§ **The exercise**
Set down the whole listing verbatim.
## BEGIN Recorded data
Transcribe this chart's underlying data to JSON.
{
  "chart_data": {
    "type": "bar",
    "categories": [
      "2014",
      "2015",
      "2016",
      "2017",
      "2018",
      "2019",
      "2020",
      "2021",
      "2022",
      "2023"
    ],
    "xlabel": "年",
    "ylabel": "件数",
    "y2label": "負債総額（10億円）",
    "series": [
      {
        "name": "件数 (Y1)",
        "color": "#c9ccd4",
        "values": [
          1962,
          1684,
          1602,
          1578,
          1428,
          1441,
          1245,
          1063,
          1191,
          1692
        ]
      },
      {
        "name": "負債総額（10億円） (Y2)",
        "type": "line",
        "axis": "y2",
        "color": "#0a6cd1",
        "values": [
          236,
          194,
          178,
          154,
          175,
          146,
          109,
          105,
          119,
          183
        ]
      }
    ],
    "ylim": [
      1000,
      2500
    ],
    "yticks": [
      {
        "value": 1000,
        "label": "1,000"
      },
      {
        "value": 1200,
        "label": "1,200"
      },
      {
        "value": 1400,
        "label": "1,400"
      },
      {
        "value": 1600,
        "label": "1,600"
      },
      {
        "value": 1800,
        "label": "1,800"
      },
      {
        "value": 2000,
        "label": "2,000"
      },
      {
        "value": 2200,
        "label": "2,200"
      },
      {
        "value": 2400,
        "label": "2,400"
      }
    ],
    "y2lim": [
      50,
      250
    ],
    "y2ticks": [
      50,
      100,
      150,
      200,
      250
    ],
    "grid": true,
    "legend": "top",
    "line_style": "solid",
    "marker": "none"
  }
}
## END Recorded data
§ **Task output**
Transcribe this chart's underlying data to JSON.
{
  "chart_data": {
    "type": "bar",
    "categories": [
      "2014",
      "2015",
      "2016",
      "2017",
      "2018",
      "2019",
      "2020",
      "2021",
      "2022",
      "2023"
    ],
    "xlabel": "年",
    "ylabel": "件数",
    "y2label": "負債総額（10億円）",
    "series": [
      {
        "name": "件数 (Y1)",
        "color": "#c9ccd4",
        "values": [
          1962,
          1684,
          1602,
          1578,
          1428,
          1441,
          1245,
          1063,
          1191,
          1692
        ]
      },
      {
        "name": "負債総額（10億円） (Y2)",
        "type": "line",
        "axis": "y2",
        "color": "#0a6cd1",
        "values": [
          236,
          194,
          178,
          154,
          175,
          146,
          109,
          105,
          119,
          183
        ]
      }
    ],
    "ylim": [
      1000,
      2500
    ],
    "yticks": [
      {
        "value": 1000,
        "label": "1,000"
      },
      {
        "value": 1200,
        "label": "1,200"
      },
      {
        "value": 1400,
        "label": "1,400"
      },
      {
        "value": 1600,
        "label": "1,600"
      },
      {
        "value": 1800,
        "label": "1,800"
      },
      {
        "value": 2000,
        "label": "2,000"
      },
      {
        "value": 2200,
        "label": "2,200"
      },
      {
        "value": 2400,
        "label": "2,400"
      }
    ],
    "y2lim": [
      50,
      250
    ],
    "y2ticks": [
      50,
      100,
      150,
      200,
      250
    ],
    "grid": true,
    "legend": "top",
    "line_style": "solid",
    "marker": "none"
  }
}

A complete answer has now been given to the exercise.